### INPUT:
⟨
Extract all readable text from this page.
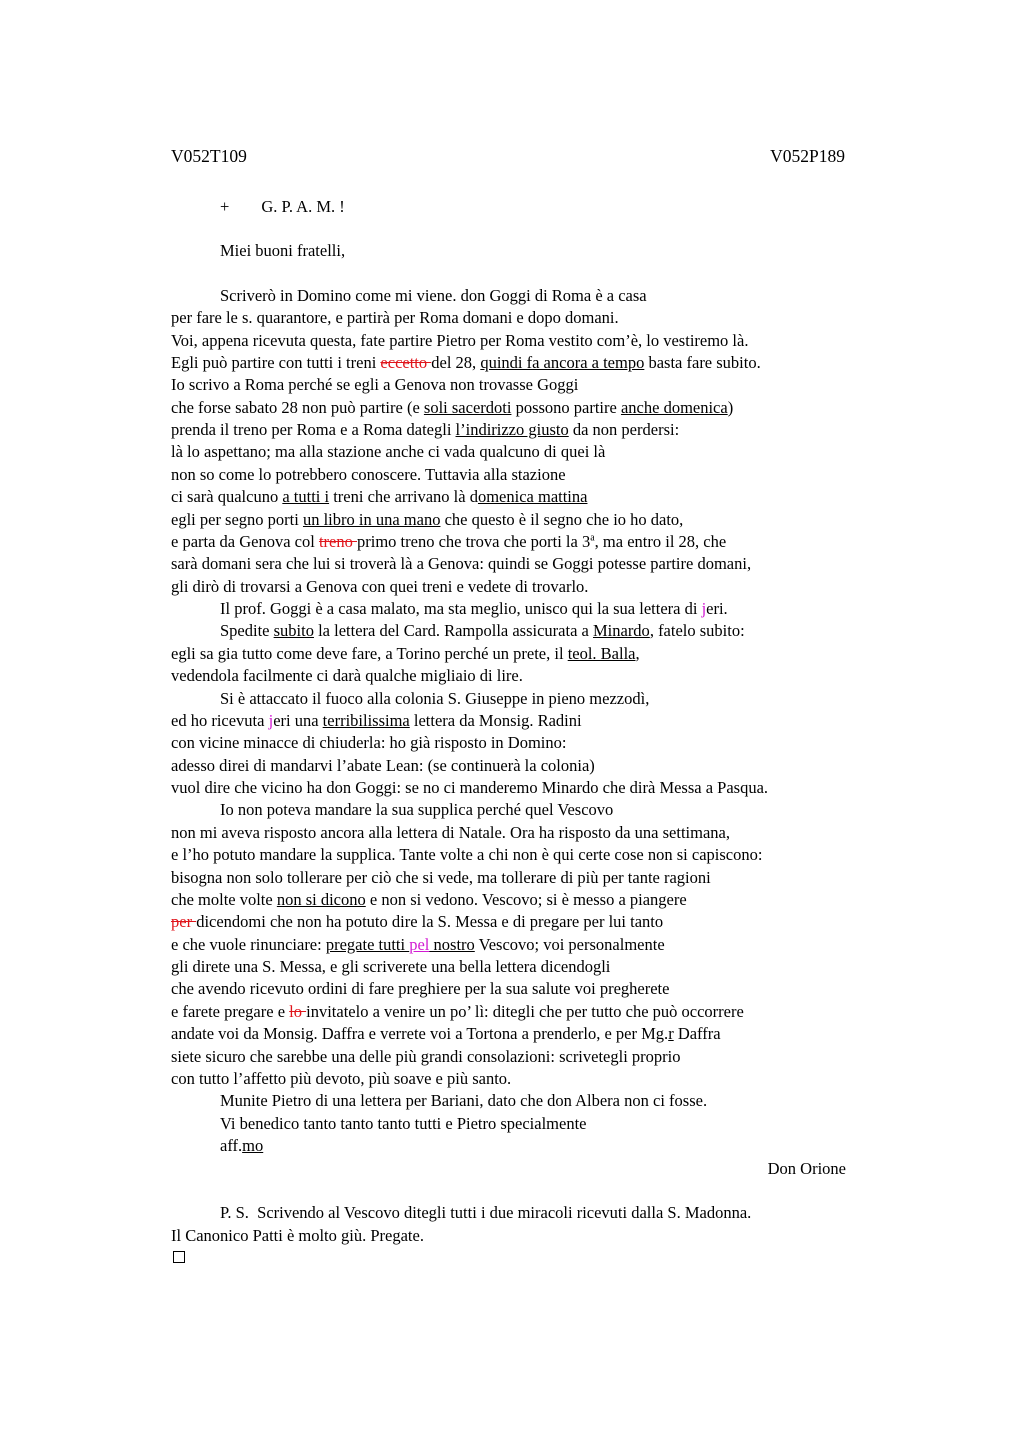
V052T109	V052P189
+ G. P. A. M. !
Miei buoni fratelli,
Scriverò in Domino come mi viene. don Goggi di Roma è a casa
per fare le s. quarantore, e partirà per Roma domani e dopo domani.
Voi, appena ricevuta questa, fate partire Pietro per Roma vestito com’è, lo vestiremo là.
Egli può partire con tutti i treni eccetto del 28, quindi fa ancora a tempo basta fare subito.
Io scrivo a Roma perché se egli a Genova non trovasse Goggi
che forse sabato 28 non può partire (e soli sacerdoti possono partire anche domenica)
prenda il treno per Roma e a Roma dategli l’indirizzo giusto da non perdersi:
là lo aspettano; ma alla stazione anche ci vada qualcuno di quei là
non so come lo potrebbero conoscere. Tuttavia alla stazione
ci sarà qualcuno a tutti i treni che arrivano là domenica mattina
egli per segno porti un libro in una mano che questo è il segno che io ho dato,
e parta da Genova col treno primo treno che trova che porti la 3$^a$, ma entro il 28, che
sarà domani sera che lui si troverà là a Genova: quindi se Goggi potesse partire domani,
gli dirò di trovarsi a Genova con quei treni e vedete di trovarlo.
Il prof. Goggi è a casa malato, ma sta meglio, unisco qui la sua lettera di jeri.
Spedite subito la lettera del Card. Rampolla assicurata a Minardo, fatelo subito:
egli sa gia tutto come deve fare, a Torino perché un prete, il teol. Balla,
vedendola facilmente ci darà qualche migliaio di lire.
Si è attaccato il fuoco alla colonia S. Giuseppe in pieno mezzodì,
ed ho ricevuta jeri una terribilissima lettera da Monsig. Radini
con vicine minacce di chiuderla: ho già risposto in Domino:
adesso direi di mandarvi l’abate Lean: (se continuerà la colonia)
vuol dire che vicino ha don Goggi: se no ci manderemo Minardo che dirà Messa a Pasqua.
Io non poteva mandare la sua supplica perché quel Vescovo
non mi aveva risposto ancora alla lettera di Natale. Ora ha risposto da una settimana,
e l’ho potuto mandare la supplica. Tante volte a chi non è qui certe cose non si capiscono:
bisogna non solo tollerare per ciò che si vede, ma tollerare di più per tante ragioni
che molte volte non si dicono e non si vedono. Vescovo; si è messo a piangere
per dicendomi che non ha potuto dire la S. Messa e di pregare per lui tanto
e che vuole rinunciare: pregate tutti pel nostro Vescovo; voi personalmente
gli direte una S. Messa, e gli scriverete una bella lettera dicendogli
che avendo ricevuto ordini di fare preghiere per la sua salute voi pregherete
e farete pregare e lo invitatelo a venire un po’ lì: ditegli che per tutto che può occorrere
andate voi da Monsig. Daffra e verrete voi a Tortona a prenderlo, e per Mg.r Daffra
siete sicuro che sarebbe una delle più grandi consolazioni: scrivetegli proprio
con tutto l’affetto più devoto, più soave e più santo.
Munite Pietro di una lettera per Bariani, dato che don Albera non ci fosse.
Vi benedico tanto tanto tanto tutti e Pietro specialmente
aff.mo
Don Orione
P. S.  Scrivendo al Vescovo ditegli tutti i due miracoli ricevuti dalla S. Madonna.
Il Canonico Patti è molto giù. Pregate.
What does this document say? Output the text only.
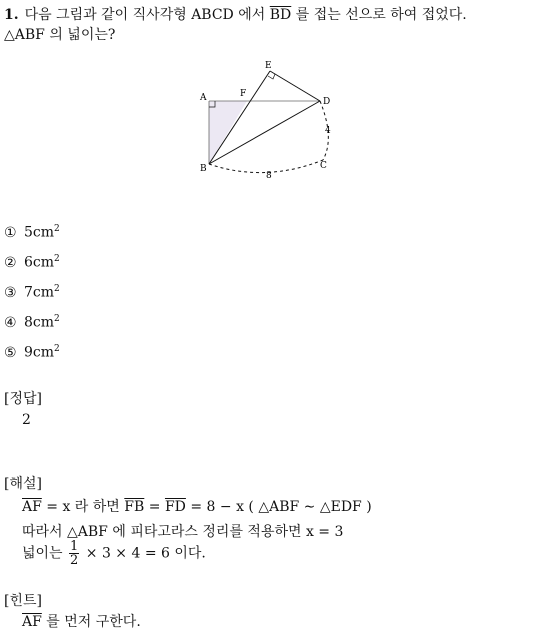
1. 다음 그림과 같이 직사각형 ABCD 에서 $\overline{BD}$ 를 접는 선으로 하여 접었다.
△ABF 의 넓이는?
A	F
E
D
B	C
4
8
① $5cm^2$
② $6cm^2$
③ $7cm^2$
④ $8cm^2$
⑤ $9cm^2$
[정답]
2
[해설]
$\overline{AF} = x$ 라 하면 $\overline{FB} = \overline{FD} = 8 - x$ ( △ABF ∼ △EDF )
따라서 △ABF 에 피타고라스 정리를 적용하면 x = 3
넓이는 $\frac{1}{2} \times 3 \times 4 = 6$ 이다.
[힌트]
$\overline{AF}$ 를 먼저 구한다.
⟩
### PROBLEM DESCRIPTION:
Without the pictures, restate all the entries above exactly.

### COMPLETE RESPONSE:
Extract all readable text from this page.
V052T109	V052P189
+ G. P. A. M. !
Miei buoni fratelli,
Scriverò in Domino come mi viene. don Goggi di Roma è a casa
per fare le s. quarantore, e partirà per Roma domani e dopo domani.
Voi, appena ricevuta questa, fate partire Pietro per Roma vestito com’è, lo vestiremo là.
Egli può partire con tutti i treni eccetto del 28, quindi fa ancora a tempo basta fare subito.
Io scrivo a Roma perché se egli a Genova non trovasse Goggi
che forse sabato 28 non può partire (e soli sacerdoti possono partire anche domenica)
prenda il treno per Roma e a Roma dategli l’indirizzo giusto da non perdersi:
là lo aspettano; ma alla stazione anche ci vada qualcuno di quei là
non so come lo potrebbero conoscere. Tuttavia alla stazione
ci sarà qualcuno a tutti i treni che arrivano là domenica mattina
egli per segno porti un libro in una mano che questo è il segno che io ho dato,
e parta da Genova col treno primo treno che trova che porti la 3$^a$, ma entro il 28, che
sarà domani sera che lui si troverà là a Genova: quindi se Goggi potesse partire domani,
gli dirò di trovarsi a Genova con quei treni e vedete di trovarlo.
Il prof. Goggi è a casa malato, ma sta meglio, unisco qui la sua lettera di jeri.
Spedite subito la lettera del Card. Rampolla assicurata a Minardo, fatelo subito:
egli sa gia tutto come deve fare, a Torino perché un prete, il teol. Balla,
vedendola facilmente ci darà qualche migliaio di lire.
Si è attaccato il fuoco alla colonia S. Giuseppe in pieno mezzodì,
ed ho ricevuta jeri una terribilissima lettera da Monsig. Radini
con vicine minacce di chiuderla: ho già risposto in Domino:
adesso direi di mandarvi l’abate Lean: (se continuerà la colonia)
vuol dire che vicino ha don Goggi: se no ci manderemo Minardo che dirà Messa a Pasqua.
Io non poteva mandare la sua supplica perché quel Vescovo
non mi aveva risposto ancora alla lettera di Natale. Ora ha risposto da una settimana,
e l’ho potuto mandare la supplica. Tante volte a chi non è qui certe cose non si capiscono:
bisogna non solo tollerare per ciò che si vede, ma tollerare di più per tante ragioni
che molte volte non si dicono e non si vedono. Vescovo; si è messo a piangere
per dicendomi che non ha potuto dire la S. Messa e di pregare per lui tanto
e che vuole rinunciare: pregate tutti pel nostro Vescovo; voi personalmente
gli direte una S. Messa, e gli scriverete una bella lettera dicendogli
che avendo ricevuto ordini di fare preghiere per la sua salute voi pregherete
e farete pregare e lo invitatelo a venire un po’ lì: ditegli che per tutto che può occorrere
andate voi da Monsig. Daffra e verrete voi a Tortona a prenderlo, e per Mg.r Daffra
siete sicuro che sarebbe una delle più grandi consolazioni: scrivetegli proprio
con tutto l’affetto più devoto, più soave e più santo.
Munite Pietro di una lettera per Bariani, dato che don Albera non ci fosse.
Vi benedico tanto tanto tanto tutti e Pietro specialmente
aff.mo
Don Orione
P. S.  Scrivendo al Vescovo ditegli tutti i due miracoli ricevuti dalla S. Madonna.
Il Canonico Patti è molto giù. Pregate.
What does this document say? Output the text only.
1. 다음 그림과 같이 직사각형 ABCD 에서 $\overline{BD}$ 를 접는 선으로 하여 접었다.
△ABF 의 넓이는?
A	F
E
D
B	C
4
8
① $5cm^2$
② $6cm^2$
③ $7cm^2$
④ $8cm^2$
⑤ $9cm^2$
[정답]
2
[해설]
$\overline{AF} = x$ 라 하면 $\overline{FB} = \overline{FD} = 8 - x$ ( △ABF ∼ △EDF )
따라서 △ABF 에 피타고라스 정리를 적용하면 x = 3
넓이는 $\frac{1}{2} \times 3 \times 4 = 6$ 이다.
[힌트]
$\overline{AF}$ 를 먼저 구한다.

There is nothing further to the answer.